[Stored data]
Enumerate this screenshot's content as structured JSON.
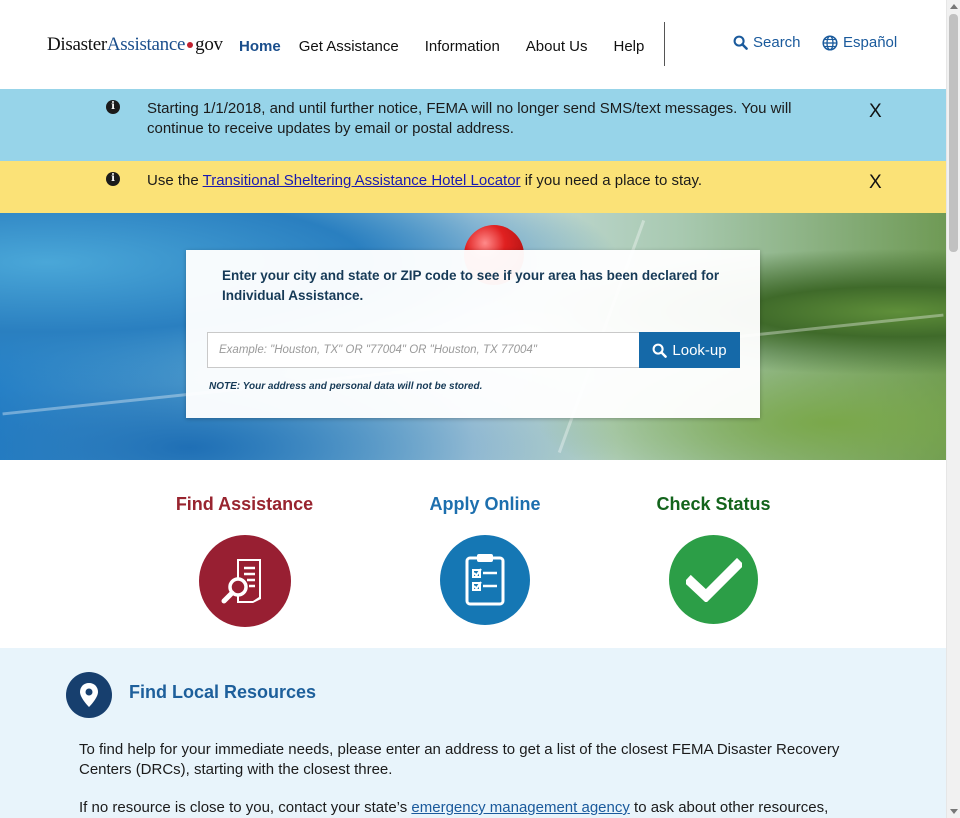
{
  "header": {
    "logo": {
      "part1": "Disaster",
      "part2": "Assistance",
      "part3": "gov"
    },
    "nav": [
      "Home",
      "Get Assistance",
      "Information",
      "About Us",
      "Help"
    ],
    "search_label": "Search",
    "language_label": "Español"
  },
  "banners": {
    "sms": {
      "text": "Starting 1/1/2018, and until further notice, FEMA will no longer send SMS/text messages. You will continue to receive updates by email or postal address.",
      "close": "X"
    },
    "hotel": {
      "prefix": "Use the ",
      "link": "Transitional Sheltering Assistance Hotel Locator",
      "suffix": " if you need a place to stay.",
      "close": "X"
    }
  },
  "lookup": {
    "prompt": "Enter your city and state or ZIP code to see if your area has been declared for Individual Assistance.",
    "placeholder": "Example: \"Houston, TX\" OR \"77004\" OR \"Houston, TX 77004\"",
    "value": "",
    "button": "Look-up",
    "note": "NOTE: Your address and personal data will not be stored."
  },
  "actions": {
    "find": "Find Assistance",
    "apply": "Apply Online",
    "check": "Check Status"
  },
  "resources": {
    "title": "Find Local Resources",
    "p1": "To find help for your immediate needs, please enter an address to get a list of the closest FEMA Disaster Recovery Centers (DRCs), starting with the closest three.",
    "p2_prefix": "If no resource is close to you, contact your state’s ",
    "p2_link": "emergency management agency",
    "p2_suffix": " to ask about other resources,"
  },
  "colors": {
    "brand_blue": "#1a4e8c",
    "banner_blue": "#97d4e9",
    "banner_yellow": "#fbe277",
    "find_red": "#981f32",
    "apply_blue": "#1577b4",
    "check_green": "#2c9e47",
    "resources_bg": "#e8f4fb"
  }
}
--
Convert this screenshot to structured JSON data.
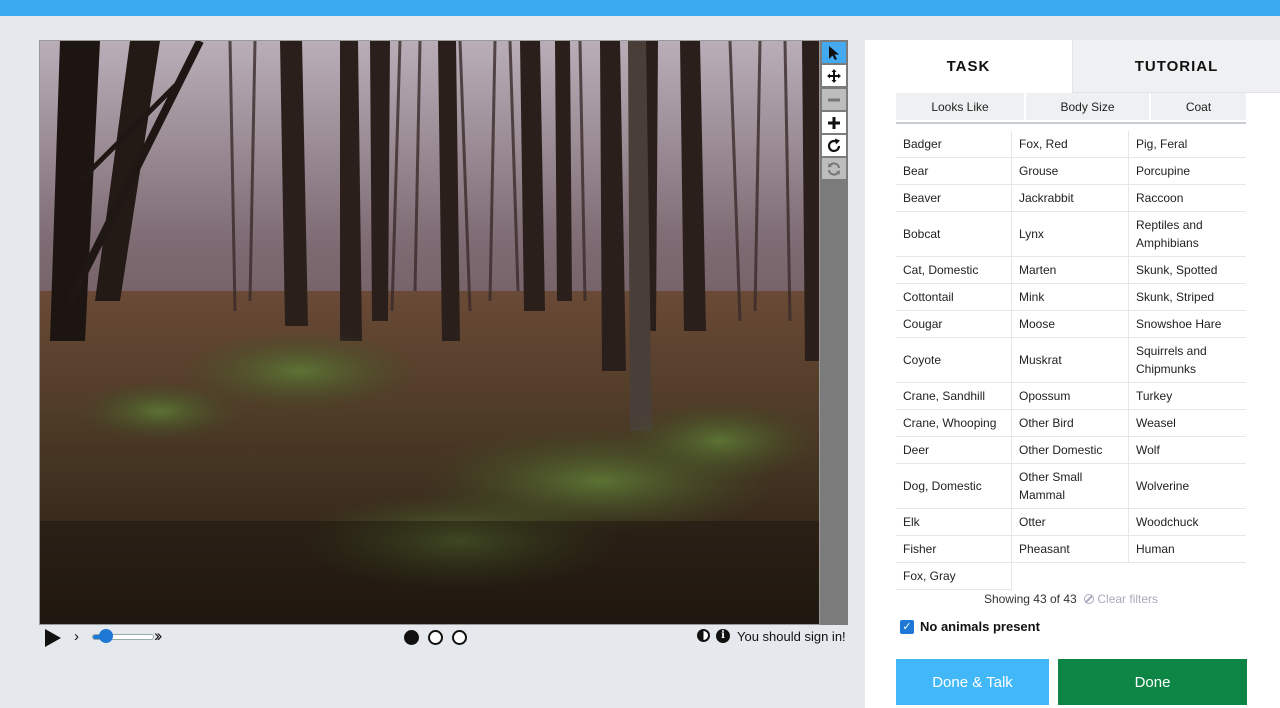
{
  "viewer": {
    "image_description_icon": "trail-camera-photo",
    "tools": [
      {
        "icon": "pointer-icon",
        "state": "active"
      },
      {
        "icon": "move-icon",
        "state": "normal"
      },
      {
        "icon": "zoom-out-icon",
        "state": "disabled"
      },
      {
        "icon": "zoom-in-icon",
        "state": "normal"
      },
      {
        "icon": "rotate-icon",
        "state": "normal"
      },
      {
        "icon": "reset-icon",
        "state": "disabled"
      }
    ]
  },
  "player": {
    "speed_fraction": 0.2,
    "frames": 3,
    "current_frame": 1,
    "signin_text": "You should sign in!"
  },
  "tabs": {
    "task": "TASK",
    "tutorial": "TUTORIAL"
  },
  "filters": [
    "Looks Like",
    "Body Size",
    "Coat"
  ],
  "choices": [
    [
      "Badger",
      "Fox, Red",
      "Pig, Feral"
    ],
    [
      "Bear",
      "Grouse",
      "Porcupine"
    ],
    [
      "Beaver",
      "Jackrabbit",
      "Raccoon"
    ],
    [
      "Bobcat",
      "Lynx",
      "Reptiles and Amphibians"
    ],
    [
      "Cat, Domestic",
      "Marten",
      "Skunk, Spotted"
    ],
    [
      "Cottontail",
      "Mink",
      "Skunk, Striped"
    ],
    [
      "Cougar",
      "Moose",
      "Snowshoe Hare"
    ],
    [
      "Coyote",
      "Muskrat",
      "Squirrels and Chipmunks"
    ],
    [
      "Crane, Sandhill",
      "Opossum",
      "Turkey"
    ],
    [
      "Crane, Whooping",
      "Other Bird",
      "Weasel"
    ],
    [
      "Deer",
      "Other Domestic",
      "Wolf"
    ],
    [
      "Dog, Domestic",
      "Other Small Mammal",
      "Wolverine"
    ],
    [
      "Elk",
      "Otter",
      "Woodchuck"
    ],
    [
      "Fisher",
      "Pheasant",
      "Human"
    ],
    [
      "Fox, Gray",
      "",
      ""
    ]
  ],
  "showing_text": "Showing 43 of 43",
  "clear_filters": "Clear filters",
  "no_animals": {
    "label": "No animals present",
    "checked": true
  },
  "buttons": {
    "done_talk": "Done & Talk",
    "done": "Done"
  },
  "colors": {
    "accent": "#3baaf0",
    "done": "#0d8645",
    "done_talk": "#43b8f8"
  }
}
--
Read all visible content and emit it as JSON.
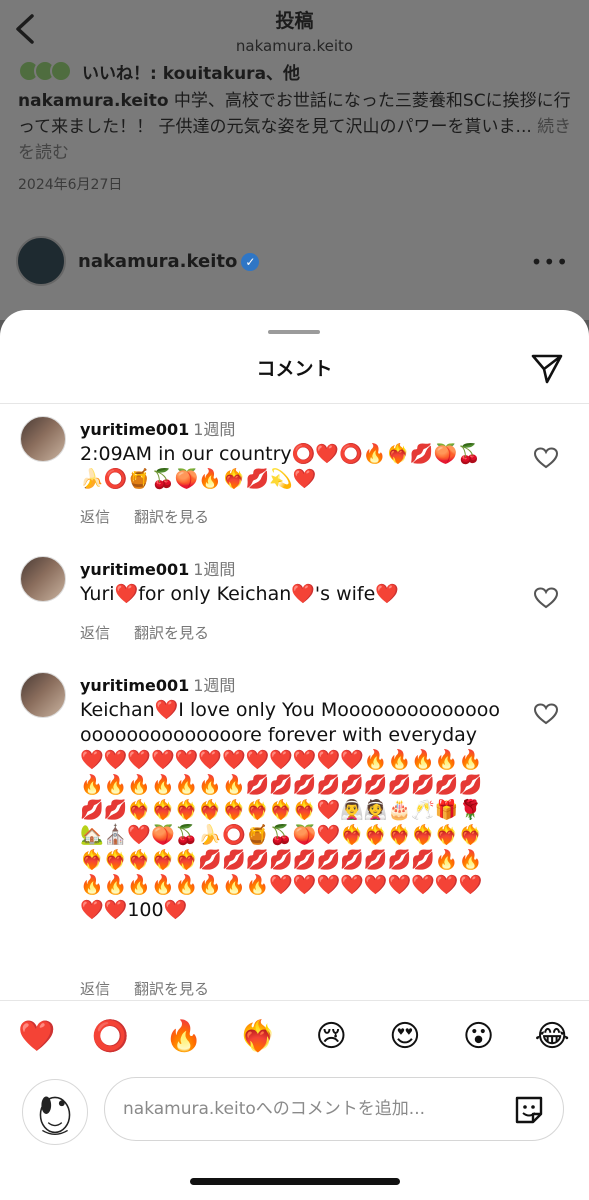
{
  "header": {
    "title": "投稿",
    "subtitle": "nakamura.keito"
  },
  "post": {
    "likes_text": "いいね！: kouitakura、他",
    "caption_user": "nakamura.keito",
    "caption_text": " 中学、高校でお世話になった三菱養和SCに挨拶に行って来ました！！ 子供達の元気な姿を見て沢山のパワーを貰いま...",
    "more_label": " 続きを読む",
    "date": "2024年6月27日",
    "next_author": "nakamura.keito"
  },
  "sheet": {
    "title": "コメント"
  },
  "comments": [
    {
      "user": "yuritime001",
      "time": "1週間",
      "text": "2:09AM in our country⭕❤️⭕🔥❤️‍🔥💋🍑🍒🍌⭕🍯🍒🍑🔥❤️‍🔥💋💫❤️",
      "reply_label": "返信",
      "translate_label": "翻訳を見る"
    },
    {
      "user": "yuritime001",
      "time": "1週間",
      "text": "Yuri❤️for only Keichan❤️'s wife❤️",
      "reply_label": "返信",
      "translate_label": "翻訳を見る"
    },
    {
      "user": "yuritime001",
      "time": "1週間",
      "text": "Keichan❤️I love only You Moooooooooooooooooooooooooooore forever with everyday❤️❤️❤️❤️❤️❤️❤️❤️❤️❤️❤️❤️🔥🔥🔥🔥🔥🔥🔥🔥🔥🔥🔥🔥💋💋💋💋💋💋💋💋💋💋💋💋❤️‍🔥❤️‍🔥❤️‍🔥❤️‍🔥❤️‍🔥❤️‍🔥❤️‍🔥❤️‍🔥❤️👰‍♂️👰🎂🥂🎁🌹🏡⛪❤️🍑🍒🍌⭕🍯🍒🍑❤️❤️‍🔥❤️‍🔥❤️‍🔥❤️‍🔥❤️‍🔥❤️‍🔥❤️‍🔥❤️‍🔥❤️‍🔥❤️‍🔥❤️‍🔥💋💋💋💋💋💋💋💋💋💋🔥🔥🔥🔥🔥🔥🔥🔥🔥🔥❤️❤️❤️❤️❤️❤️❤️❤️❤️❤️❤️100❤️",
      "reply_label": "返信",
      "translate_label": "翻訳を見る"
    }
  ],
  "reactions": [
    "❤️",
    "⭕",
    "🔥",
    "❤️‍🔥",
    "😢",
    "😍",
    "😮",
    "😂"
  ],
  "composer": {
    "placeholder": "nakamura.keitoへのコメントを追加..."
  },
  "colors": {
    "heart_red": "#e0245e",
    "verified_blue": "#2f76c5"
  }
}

> [Work to be completed]:
Scan the material for lines with the word "will", and copy each line you find.

> [Result for this task]:
      "text": "Starting 1/1/2018, and until further notice, FEMA will no longer send SMS/text messages. You will continue to receive updates by email or postal address.",
    "note": "NOTE: Your address and personal data will not be stored."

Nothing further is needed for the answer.